SET TASK:
Show each line of the data below that has the string "Visit" in it.

RECORDS PROVIDED:
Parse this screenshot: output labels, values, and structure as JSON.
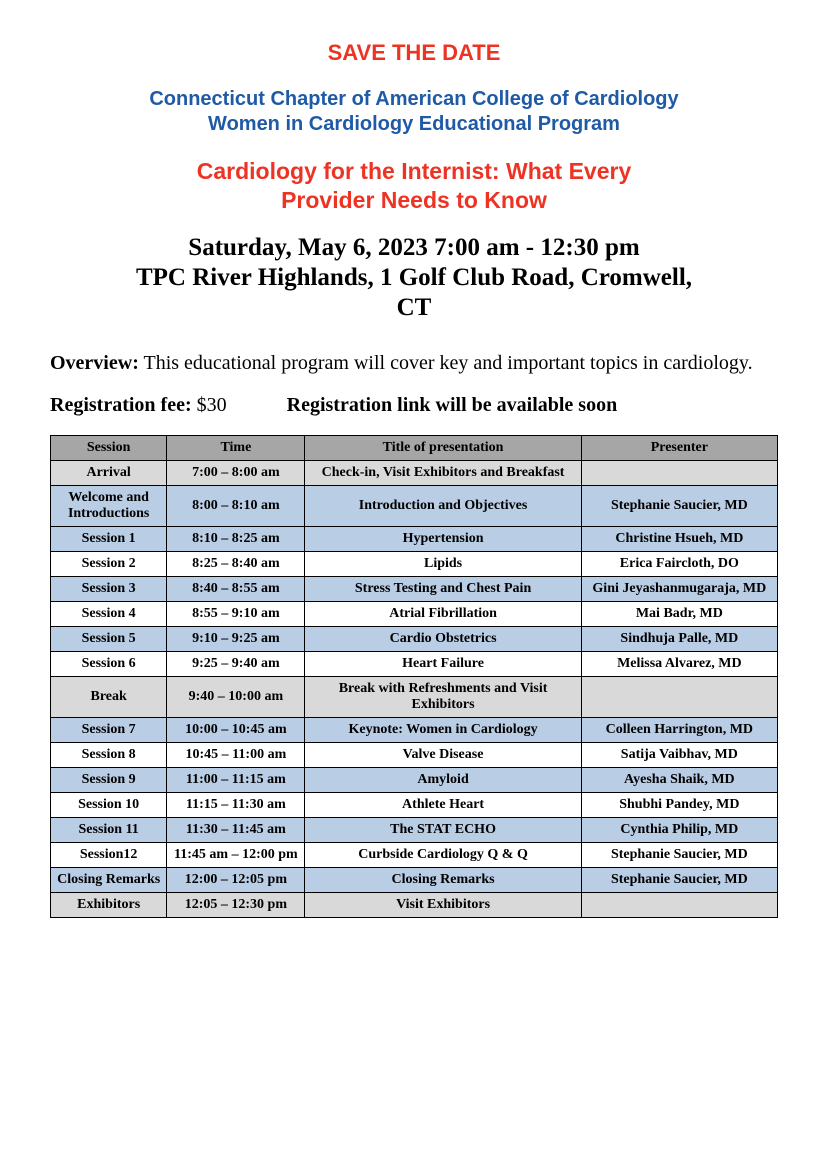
{
  "colors": {
    "red": "#ed3424",
    "blue": "#1f5aa6",
    "black": "#000000",
    "header_bg": "#a6a6a6",
    "row_grey": "#d9d9d9",
    "row_blue": "#b9cde5",
    "row_white": "#ffffff",
    "border": "#000000"
  },
  "header": {
    "save_the_date": "SAVE THE DATE",
    "org": "Connecticut Chapter of American College of Cardiology",
    "program": "Women in Cardiology Educational Program",
    "title_l1": "Cardiology for the Internist:  What Every",
    "title_l2": "Provider Needs to Know",
    "datetime": "Saturday, May 6, 2023      7:00 am - 12:30 pm",
    "venue_l1": "TPC River Highlands, 1 Golf Club Road, Cromwell,",
    "venue_l2": "CT"
  },
  "overview": {
    "label": "Overview:",
    "text": "  This educational program will cover key and important topics in cardiology."
  },
  "registration": {
    "fee_label": "Registration fee:",
    "fee_value": "  $30",
    "link_text": "Registration link will be available soon"
  },
  "schedule": {
    "columns": [
      "Session",
      "Time",
      "Title of presentation",
      "Presenter"
    ],
    "rows": [
      {
        "bg": "row_grey",
        "session": "Arrival",
        "time": "7:00 – 8:00 am",
        "title": "Check-in, Visit Exhibitors and Breakfast",
        "presenter": ""
      },
      {
        "bg": "row_blue",
        "session": "Welcome and Introductions",
        "time": "8:00 – 8:10 am",
        "title": "Introduction and Objectives",
        "presenter": "Stephanie Saucier, MD"
      },
      {
        "bg": "row_blue",
        "session": "Session 1",
        "time": "8:10 – 8:25 am",
        "title": "Hypertension",
        "presenter": "Christine Hsueh, MD"
      },
      {
        "bg": "row_white",
        "session": "Session 2",
        "time": "8:25 – 8:40 am",
        "title": "Lipids",
        "presenter": "Erica Faircloth, DO"
      },
      {
        "bg": "row_blue",
        "session": "Session 3",
        "time": "8:40 – 8:55 am",
        "title": "Stress Testing and Chest Pain",
        "presenter": "Gini Jeyashanmugaraja, MD"
      },
      {
        "bg": "row_white",
        "session": "Session 4",
        "time": "8:55 – 9:10 am",
        "title": "Atrial Fibrillation",
        "presenter": "Mai Badr, MD"
      },
      {
        "bg": "row_blue",
        "session": "Session 5",
        "time": "9:10 – 9:25 am",
        "title": "Cardio Obstetrics",
        "presenter": "Sindhuja Palle, MD"
      },
      {
        "bg": "row_white",
        "session": "Session 6",
        "time": "9:25 – 9:40 am",
        "title": "Heart Failure",
        "presenter": "Melissa Alvarez, MD"
      },
      {
        "bg": "row_grey",
        "session": "Break",
        "time": "9:40 – 10:00 am",
        "title": "Break with Refreshments and Visit Exhibitors",
        "presenter": ""
      },
      {
        "bg": "row_blue",
        "session": "Session 7",
        "time": "10:00 – 10:45 am",
        "title": "Keynote:  Women in Cardiology",
        "presenter": "Colleen Harrington, MD"
      },
      {
        "bg": "row_white",
        "session": "Session 8",
        "time": "10:45 – 11:00 am",
        "title": "Valve Disease",
        "presenter": "Satija Vaibhav, MD"
      },
      {
        "bg": "row_blue",
        "session": "Session 9",
        "time": "11:00 – 11:15 am",
        "title": "Amyloid",
        "presenter": "Ayesha Shaik, MD"
      },
      {
        "bg": "row_white",
        "session": "Session 10",
        "time": "11:15 – 11:30 am",
        "title": "Athlete Heart",
        "presenter": "Shubhi Pandey, MD"
      },
      {
        "bg": "row_blue",
        "session": "Session 11",
        "time": "11:30 – 11:45 am",
        "title": "The STAT ECHO",
        "presenter": "Cynthia Philip, MD"
      },
      {
        "bg": "row_white",
        "session": "Session12",
        "time": "11:45 am – 12:00 pm",
        "title": "Curbside Cardiology Q & Q",
        "presenter": "Stephanie Saucier, MD"
      },
      {
        "bg": "row_blue",
        "session": "Closing Remarks",
        "time": "12:00 – 12:05 pm",
        "title": "Closing Remarks",
        "presenter": "Stephanie Saucier, MD"
      },
      {
        "bg": "row_grey",
        "session": "Exhibitors",
        "time": "12:05 – 12:30 pm",
        "title": "Visit Exhibitors",
        "presenter": ""
      }
    ]
  }
}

EXERCISE ANSWER:
        "title": "Check-in, Visit Exhibitors and Breakfast",
        "title": "Break with Refreshments and Visit Exhibitors",
        "title": "Visit Exhibitors",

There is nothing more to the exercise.